■ Job a: List every row that contains the string "interactable", matching case exactly.

Have you seen Kate yet? Folks in Japan have, and they have opinions. Let’s have a look!
The Netflix original debuted last Friday. Set in Japan and starring Mary Elizabeth Winstead, it tells the story of a deadly assassin out for revenge. Internationally, the reviews for Kate have been not great. As of writing, the film holds a 43 percent rating on Rotten Tomatoes.
Generally, when Hollywood or other film industries portray Japan, they tend to get a bunch wrong, or drag out old, tired clichés and stereotypes. Hello, Kate.
It can be easy to pick apart these films, kick the legs out from underneath them for all they do wrong, but it’s also equally fascinating to see how Japanese domestic audiences respond.
This is the latest in a long-line of women assassin movies, a subgenre defined by Lady Snowblood and La Femme Nikita. It’s also the latest foreigners-versus-the-yakuza flick, an even narrower crime subgenre that kicked off with Sydney Pollack’s The Yakuza and has gone on to include films like Black Rain, Kill Bill, Wasabi, and even, to an extent The Wolverine—the last of which added mutants, ninja, and samurai.
But what did people online in Japan think of Kate? Below are excerpts from Japanese movie websites as well as online user reviews.
Cinema Drake 3/10
‘Kate’s concept does closely resemble Quentin Tarantino’s 2003 film Kill Bill, but here is a movie that clearly displays the lack of progression in the depiction [of Japan] over the past 18 years. This is truly a Japanese stereotype extravaganza as thought up by a foreigner.’
‘When Japanese actors cast in foreign movies speak Japanese, for some reason, they often overact and speak in unnatural Japanese (I’m assuming that this is because when foreigners hear native Japanese, they’re not able to understand the sentiment). However, there wasn’t any of that sort of discomfort, and Jun Kunimura and Tadanobu Asano were normal Japanese yakuza.
‘If would be great if lots of movies blending Japanese and Western styles were made!’
Kyou mo Eiga desu ka? (A Movie Today, Too?) 3/10
‘Half-baked spy action.
‘Inevitably, when Japan appears in Hollywood movies, it quickly becomes cyber punk. It’s as though a bit of Blade Runner has been added to reality, and this [type of movie] is already on the way of becoming a genre called Wrong About Japan.’
Kikuhi Movie 6/10
‘The first problem I had was that it doesn’t seem like touching a person who has been exposed to radiation exposes one to radiation, because Kate, who has been exposed to radiation, physically touches a number of people, and they don’t seem to get exposed for the time being. However.... what’s puzzling is what would happen with all the blood and whatnot that’s getting all over the place.

■ Supplied material:
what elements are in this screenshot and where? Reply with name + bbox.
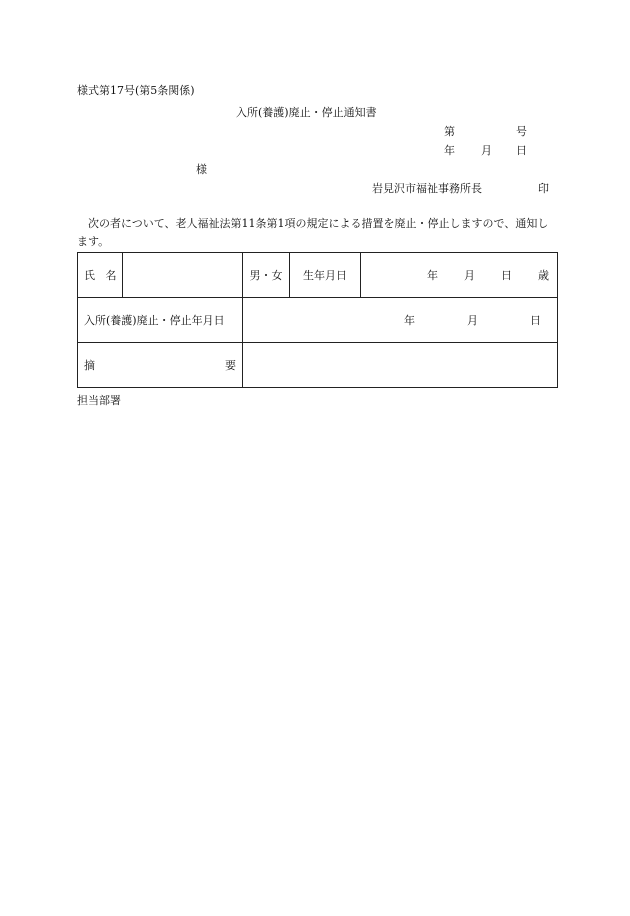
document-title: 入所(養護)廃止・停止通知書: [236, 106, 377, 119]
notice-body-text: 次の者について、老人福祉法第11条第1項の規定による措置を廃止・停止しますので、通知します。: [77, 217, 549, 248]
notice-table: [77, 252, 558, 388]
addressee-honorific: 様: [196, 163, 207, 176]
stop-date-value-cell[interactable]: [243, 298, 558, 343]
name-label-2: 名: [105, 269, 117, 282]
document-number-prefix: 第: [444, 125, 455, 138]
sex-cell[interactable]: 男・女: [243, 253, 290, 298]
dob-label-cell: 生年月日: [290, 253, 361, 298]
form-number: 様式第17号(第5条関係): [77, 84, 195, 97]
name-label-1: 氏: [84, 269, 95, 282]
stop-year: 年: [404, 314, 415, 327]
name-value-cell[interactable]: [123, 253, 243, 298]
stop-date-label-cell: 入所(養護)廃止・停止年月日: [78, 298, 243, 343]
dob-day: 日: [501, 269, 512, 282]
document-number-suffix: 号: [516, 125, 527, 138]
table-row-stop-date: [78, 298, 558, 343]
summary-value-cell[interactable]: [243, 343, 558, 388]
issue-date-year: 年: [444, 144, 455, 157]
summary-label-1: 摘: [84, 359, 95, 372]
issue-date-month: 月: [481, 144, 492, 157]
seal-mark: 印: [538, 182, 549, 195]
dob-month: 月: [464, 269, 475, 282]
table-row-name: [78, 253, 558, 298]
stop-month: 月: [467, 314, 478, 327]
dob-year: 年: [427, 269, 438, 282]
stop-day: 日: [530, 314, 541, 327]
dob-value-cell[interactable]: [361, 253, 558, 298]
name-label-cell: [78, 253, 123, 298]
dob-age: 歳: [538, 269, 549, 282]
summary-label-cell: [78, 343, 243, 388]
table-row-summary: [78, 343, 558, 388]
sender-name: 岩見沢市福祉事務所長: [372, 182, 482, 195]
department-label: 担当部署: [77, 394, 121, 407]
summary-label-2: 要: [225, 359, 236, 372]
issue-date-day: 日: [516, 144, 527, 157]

■ Job b:
For each statement below, answer yes or no according to the article on Kate, and quote the words of the article that decide it.
(i) The film holds a 43 percent rating on Rotten Tomatoes.
(ii) Kyou mo Eiga desu ka? rated the film 6/10.
(iii) The film is set in Japan and stars Mary Elizabeth Winstead.

■ Exercise answer a:
stop-date-value-cell[interactable]: [243, 298, 558, 343]
sex-cell[interactable]: 男・女: [243, 253, 290, 298]
name-value-cell[interactable]: [123, 253, 243, 298]
summary-value-cell[interactable]: [243, 343, 558, 388]
dob-value-cell[interactable]: [361, 253, 558, 298]

■ Exercise answer b:
(i) Yes: "As of writing, the film holds a 43 percent rating on Rotten Tomatoes."
(ii) No: "Kyou mo Eiga desu ka? (A Movie Today, Too?) 3/10"
(iii) Yes: "Set in Japan and starring Mary Elizabeth Winstead"